__What is needed__: Work through the data below and state how many lines contain "modo", giving that number alone.

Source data
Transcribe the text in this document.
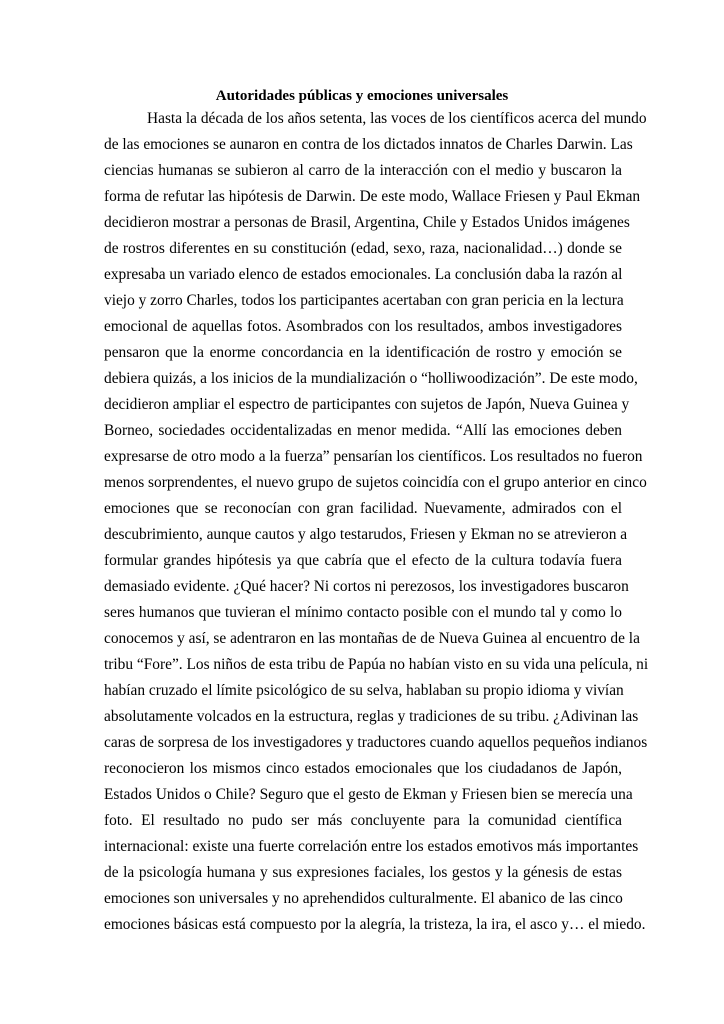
Autoridades públicas y emociones universales
Hasta la década de los años setenta, las voces de los científicos acerca del mundo
de las emociones se aunaron en contra de los dictados innatos de Charles Darwin. Las
ciencias humanas se subieron al carro de la interacción con el medio y buscaron la
forma de refutar las hipótesis de Darwin. De este modo, Wallace Friesen y Paul Ekman
decidieron mostrar a personas de Brasil, Argentina, Chile y Estados Unidos imágenes
de rostros diferentes en su constitución (edad, sexo, raza, nacionalidad…) donde se
expresaba un variado elenco de estados emocionales. La conclusión daba la razón al
viejo y zorro Charles, todos los participantes acertaban con gran pericia en la lectura
emocional de aquellas fotos. Asombrados con los resultados, ambos investigadores
pensaron que la enorme concordancia en la identificación de rostro y emoción se
debiera quizás, a los inicios de la mundialización o “holliwoodización”. De este modo,
decidieron ampliar el espectro de participantes con sujetos de Japón, Nueva Guinea y
Borneo, sociedades occidentalizadas en menor medida. “Allí las emociones deben
expresarse de otro modo a la fuerza” pensarían los científicos. Los resultados no fueron
menos sorprendentes, el nuevo grupo de sujetos coincidía con el grupo anterior en cinco
emociones que se reconocían con gran facilidad. Nuevamente, admirados con el
descubrimiento, aunque cautos y algo testarudos, Friesen y Ekman no se atrevieron a
formular grandes hipótesis ya que cabría que el efecto de la cultura todavía fuera
demasiado evidente. ¿Qué hacer? Ni cortos ni perezosos, los investigadores buscaron
seres humanos que tuvieran el mínimo contacto posible con el mundo tal y como lo
conocemos y así, se adentraron en las montañas de de Nueva Guinea al encuentro de la
tribu “Fore”. Los niños de esta tribu de Papúa no habían visto en su vida una película, ni
habían cruzado el límite psicológico de su selva, hablaban su propio idioma y vivían
absolutamente volcados en la estructura, reglas y tradiciones de su tribu. ¿Adivinan las
caras de sorpresa de los investigadores y traductores cuando aquellos pequeños indianos
reconocieron los mismos cinco estados emocionales que los ciudadanos de Japón,
Estados Unidos o Chile? Seguro que el gesto de Ekman y Friesen bien se merecía una
foto. El resultado no pudo ser más concluyente para la comunidad científica
internacional: existe una fuerte correlación entre los estados emotivos más importantes
de la psicología humana y sus expresiones faciales, los gestos y la génesis de estas
emociones son universales y no aprehendidos culturalmente. El abanico de las cinco
emociones básicas está compuesto por la alegría, la tristeza, la ira, el asco y… el miedo.
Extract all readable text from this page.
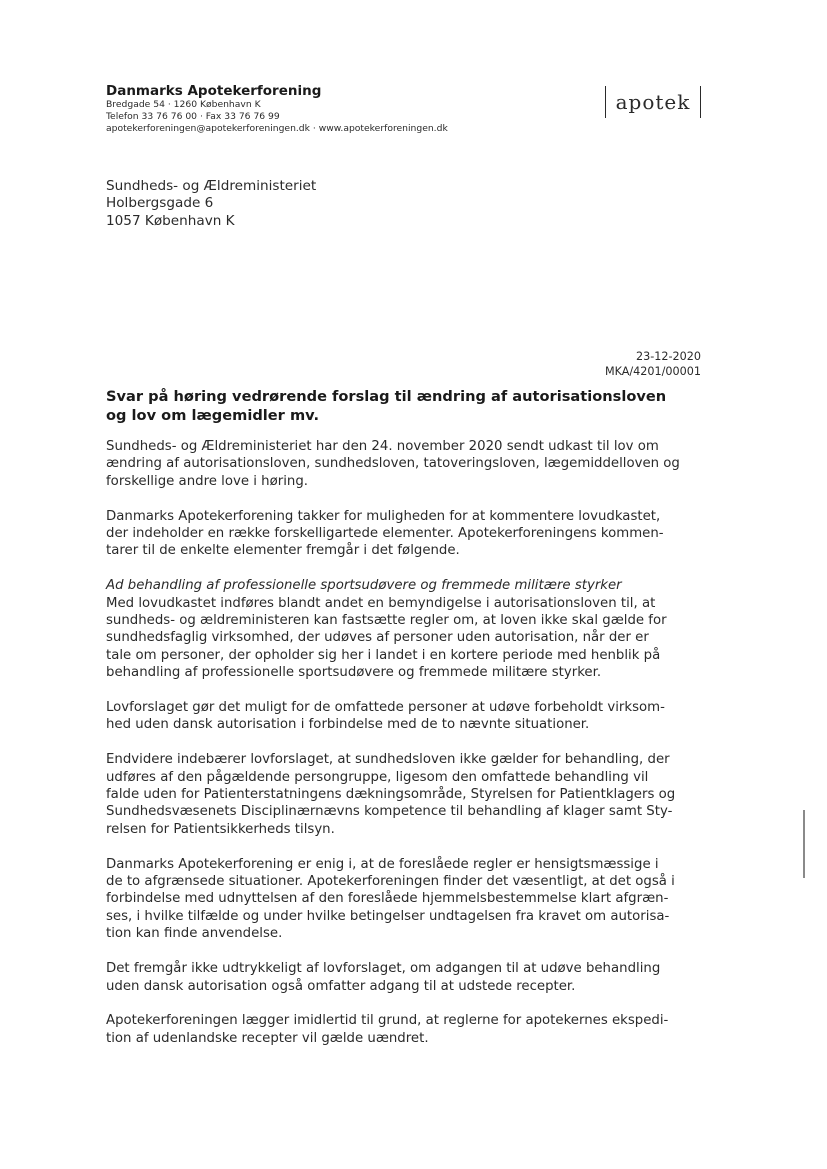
Danmarks Apotekerforening
Bredgade 54 · 1260 København K
Telefon 33 76 76 00 · Fax 33 76 76 99
apotekerforeningen@apotekerforeningen.dk · www.apotekerforeningen.dk
apotek
Sundheds- og Ældreministeriet
Holbergsgade 6
1057 København K
23-12-2020
MKA/4201/00001
Svar på høring vedrørende forslag til ændring af autorisationsloven
og lov om lægemidler mv.
Sundheds- og Ældreministeriet har den 24. november 2020 sendt udkast til lov om
ændring af autorisationsloven, sundhedsloven, tatoveringsloven, lægemiddelloven og
forskellige andre love i høring.
Danmarks Apotekerforening takker for muligheden for at kommentere lovudkastet,
der indeholder en række forskelligartede elementer. Apotekerforeningens kommen-
tarer til de enkelte elementer fremgår i det følgende.
Ad behandling af professionelle sportsudøvere og fremmede militære styrker
Med lovudkastet indføres blandt andet en bemyndigelse i autorisationsloven til, at
sundheds- og ældreministeren kan fastsætte regler om, at loven ikke skal gælde for
sundhedsfaglig virksomhed, der udøves af personer uden autorisation, når der er
tale om personer, der opholder sig her i landet i en kortere periode med henblik på
behandling af professionelle sportsudøvere og fremmede militære styrker.
Lovforslaget gør det muligt for de omfattede personer at udøve forbeholdt virksom-
hed uden dansk autorisation i forbindelse med de to nævnte situationer.
Endvidere indebærer lovforslaget, at sundhedsloven ikke gælder for behandling, der
udføres af den pågældende persongruppe, ligesom den omfattede behandling vil
falde uden for Patienterstatningens dækningsområde, Styrelsen for Patientklagers og
Sundhedsvæsenets Disciplinærnævns kompetence til behandling af klager samt Sty-
relsen for Patientsikkerheds tilsyn.
Danmarks Apotekerforening er enig i, at de foreslåede regler er hensigtsmæssige i
de to afgrænsede situationer. Apotekerforeningen finder det væsentligt, at det også i
forbindelse med udnyttelsen af den foreslåede hjemmelsbestemmelse klart afgræn-
ses, i hvilke tilfælde og under hvilke betingelser undtagelsen fra kravet om autorisa-
tion kan finde anvendelse.
Det fremgår ikke udtrykkeligt af lovforslaget, om adgangen til at udøve behandling
uden dansk autorisation også omfatter adgang til at udstede recepter.
Apotekerforeningen lægger imidlertid til grund, at reglerne for apotekernes ekspedi-
tion af udenlandske recepter vil gælde uændret.
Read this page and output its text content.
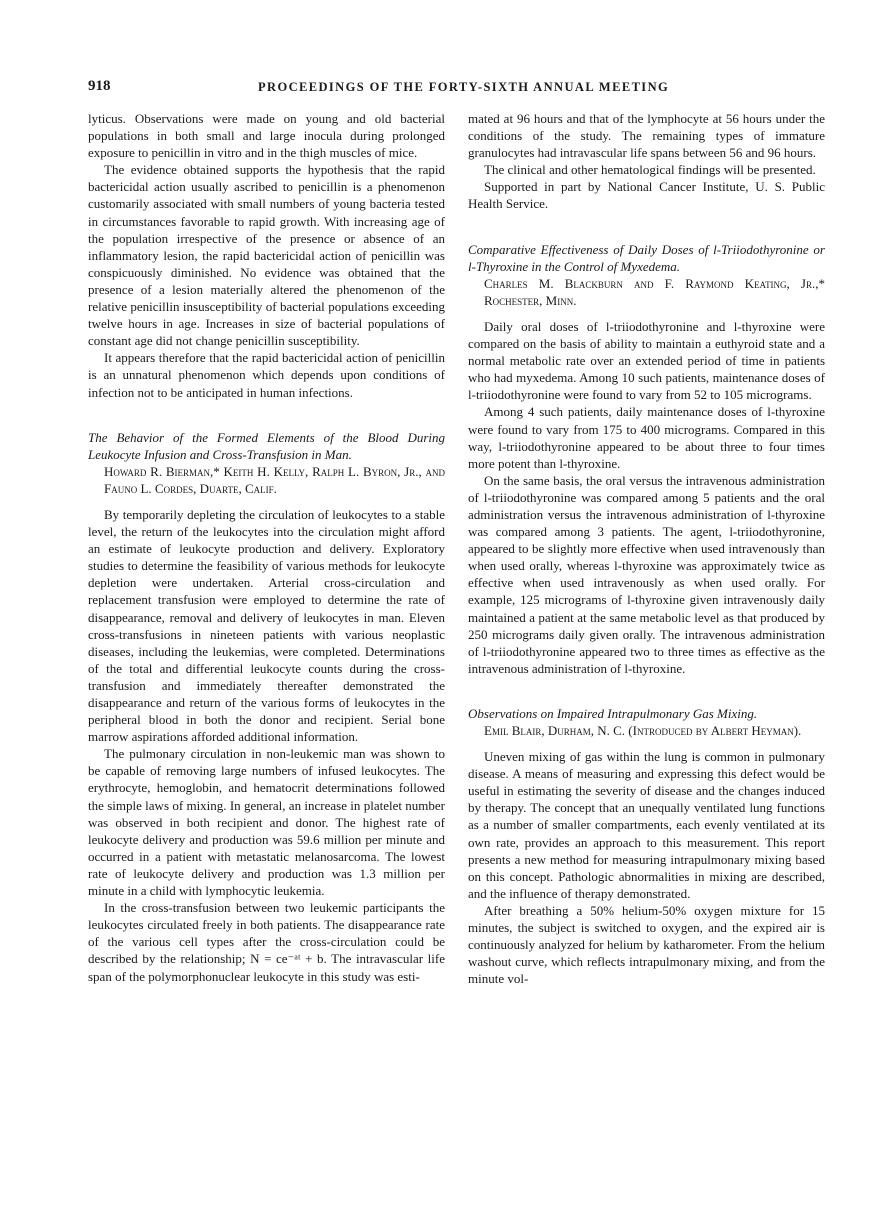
918	PROCEEDINGS OF THE FORTY-SIXTH ANNUAL MEETING

lyticus. Observations were made on young and old bacterial populations in both small and large inocula during prolonged exposure to penicillin in vitro and in the thigh muscles of mice.

The evidence obtained supports the hypothesis that the rapid bactericidal action usually ascribed to penicillin is a phenomenon customarily associated with small numbers of young bacteria tested in circumstances favorable to rapid growth. With increasing age of the population irrespective of the presence or absence of an inflammatory lesion, the rapid bactericidal action of penicillin was conspicuously diminished. No evidence was obtained that the presence of a lesion materially altered the phenomenon of the relative penicillin insusceptibility of bacterial populations exceeding twelve hours in age. Increases in size of bacterial populations of constant age did not change penicillin susceptibility.

It appears therefore that the rapid bactericidal action of penicillin is an unnatural phenomenon which depends upon conditions of infection not to be anticipated in human infections.

The Behavior of the Formed Elements of the Blood During Leukocyte Infusion and Cross-Transfusion in Man.
Howard R. Bierman,* Keith H. Kelly, Ralph L. Byron, Jr., and Fauno L. Cordes, Duarte, Calif.

By temporarily depleting the circulation of leukocytes to a stable level, the return of the leukocytes into the circulation might afford an estimate of leukocyte production and delivery. Exploratory studies to determine the feasibility of various methods for leukocyte depletion were undertaken. Arterial cross-circulation and replacement transfusion were employed to determine the rate of disappearance, removal and delivery of leukocytes in man. Eleven cross-transfusions in nineteen patients with various neoplastic diseases, including the leukemias, were completed. Determinations of the total and differential leukocyte counts during the cross-transfusion and immediately thereafter demonstrated the disappearance and return of the various forms of leukocytes in the peripheral blood in both the donor and recipient. Serial bone marrow aspirations afforded additional information.

The pulmonary circulation in non-leukemic man was shown to be capable of removing large numbers of infused leukocytes. The erythrocyte, hemoglobin, and hematocrit determinations followed the simple laws of mixing. In general, an increase in platelet number was observed in both recipient and donor. The highest rate of leukocyte delivery and production was 59.6 million per minute and occurred in a patient with metastatic melanosarcoma. The lowest rate of leukocyte delivery and production was 1.3 million per minute in a child with lymphocytic leukemia.

In the cross-transfusion between two leukemic participants the leukocytes circulated freely in both patients. The disappearance rate of the various cell types after the cross-circulation could be described by the relationship; N = ce⁻ᵃᵗ + b. The intravascular life span of the polymorphonuclear leukocyte in this study was esti-

mated at 96 hours and that of the lymphocyte at 56 hours under the conditions of the study. The remaining types of immature granulocytes had intravascular life spans between 56 and 96 hours.

The clinical and other hematological findings will be presented.

Supported in part by National Cancer Institute, U. S. Public Health Service.

Comparative Effectiveness of Daily Doses of l-Triiodothyronine or l-Thyroxine in the Control of Myxedema.
Charles M. Blackburn and F. Raymond Keating, Jr.,* Rochester, Minn.

Daily oral doses of l-triiodothyronine and l-thyroxine were compared on the basis of ability to maintain a euthyroid state and a normal metabolic rate over an extended period of time in patients who had myxedema. Among 10 such patients, maintenance doses of l-triiodothyronine were found to vary from 52 to 105 micrograms.

Among 4 such patients, daily maintenance doses of l-thyroxine were found to vary from 175 to 400 micrograms. Compared in this way, l-triiodothyronine appeared to be about three to four times more potent than l-thyroxine.

On the same basis, the oral versus the intravenous administration of l-triiodothyronine was compared among 5 patients and the oral administration versus the intravenous administration of l-thyroxine was compared among 3 patients. The agent, l-triiodothyronine, appeared to be slightly more effective when used intravenously than when used orally, whereas l-thyroxine was approximately twice as effective when used intravenously as when used orally. For example, 125 micrograms of l-thyroxine given intravenously daily maintained a patient at the same metabolic level as that produced by 250 micrograms daily given orally. The intravenous administration of l-triiodothyronine appeared two to three times as effective as the intravenous administration of l-thyroxine.

Observations on Impaired Intrapulmonary Gas Mixing.
Emil Blair, Durham, N. C. (Introduced by Albert Heyman).

Uneven mixing of gas within the lung is common in pulmonary disease. A means of measuring and expressing this defect would be useful in estimating the severity of disease and the changes induced by therapy. The concept that an unequally ventilated lung functions as a number of smaller compartments, each evenly ventilated at its own rate, provides an approach to this measurement. This report presents a new method for measuring intrapulmonary mixing based on this concept. Pathologic abnormalities in mixing are described, and the influence of therapy demonstrated.

After breathing a 50% helium-50% oxygen mixture for 15 minutes, the subject is switched to oxygen, and the expired air is continuously analyzed for helium by katharometer. From the helium washout curve, which reflects intrapulmonary mixing, and from the minute vol-
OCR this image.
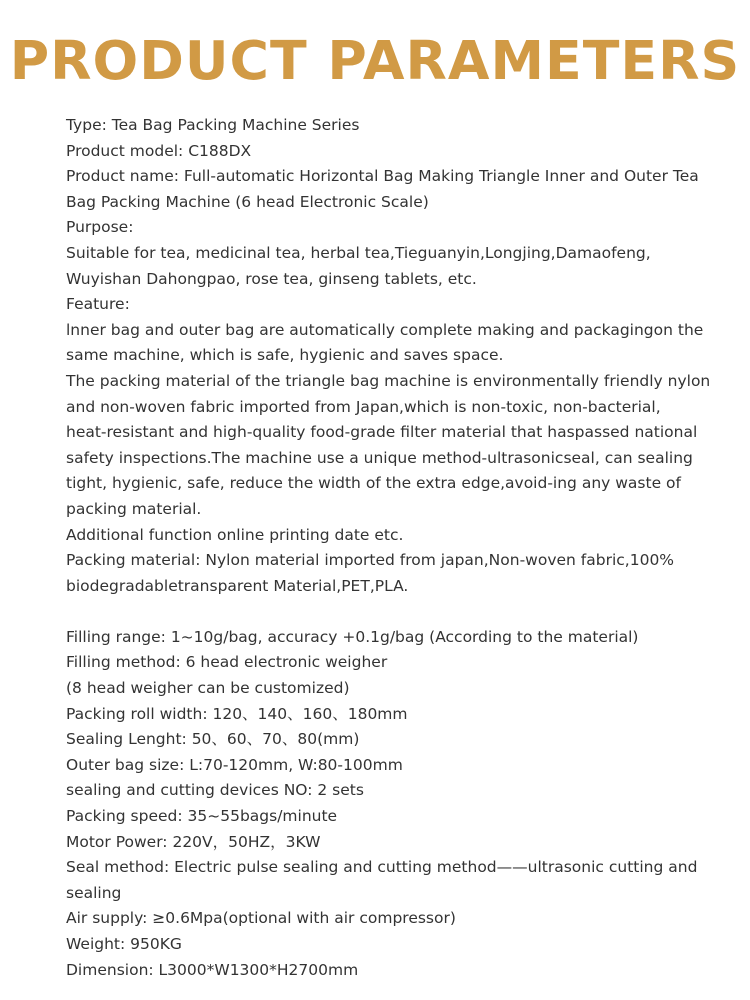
PRODUCT PARAMETERS
Type: Tea Bag Packing Machine Series
Product model: C188DX
Product name: Full-automatic Horizontal Bag Making Triangle Inner and Outer Tea
Bag Packing Machine (6 head Electronic Scale)
Purpose:
Suitable for tea, medicinal tea, herbal tea,Tieguanyin,Longjing,Damaofeng,
Wuyishan Dahongpao, rose tea, ginseng tablets, etc.
Feature:
lnner bag and outer bag are automatically complete making and packagingon the
same machine, which is safe, hygienic and saves space.
The packing material of the triangle bag machine is environmentally friendly nylon
and non-woven fabric imported from Japan,which is non-toxic, non-bacterial,
heat-resistant and high-quality food-grade filter material that haspassed national
safety inspections.The machine use a unique method-ultrasonicseal, can sealing
tight, hygienic, safe, reduce the width of the extra edge,avoid-ing any waste of
packing material.
Additional function online printing date etc.
Packing material: Nylon material imported from japan,Non-woven fabric,100%
biodegradabletransparent Material,PET,PLA.
Filling range: 1~10g/bag, accuracy +0.1g/bag (According to the material)
Filling method: 6 head electronic weigher
(8 head weigher can be customized)
Packing roll width: 120、140、160、180mm
Sealing Lenght: 50、60、70、80(mm)
Outer bag size: L:70-120mm, W:80-100mm
sealing and cutting devices NO: 2 sets
Packing speed: 35~55bags/minute
Motor Power: 220V，50HZ，3KW
Seal method: Electric pulse sealing and cutting method——ultrasonic cutting and
sealing
Air supply: ≥0.6Mpa(optional with air compressor)
Weight: 950KG
Dimension: L3000*W1300*H2700mm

__Answer for the task__: 3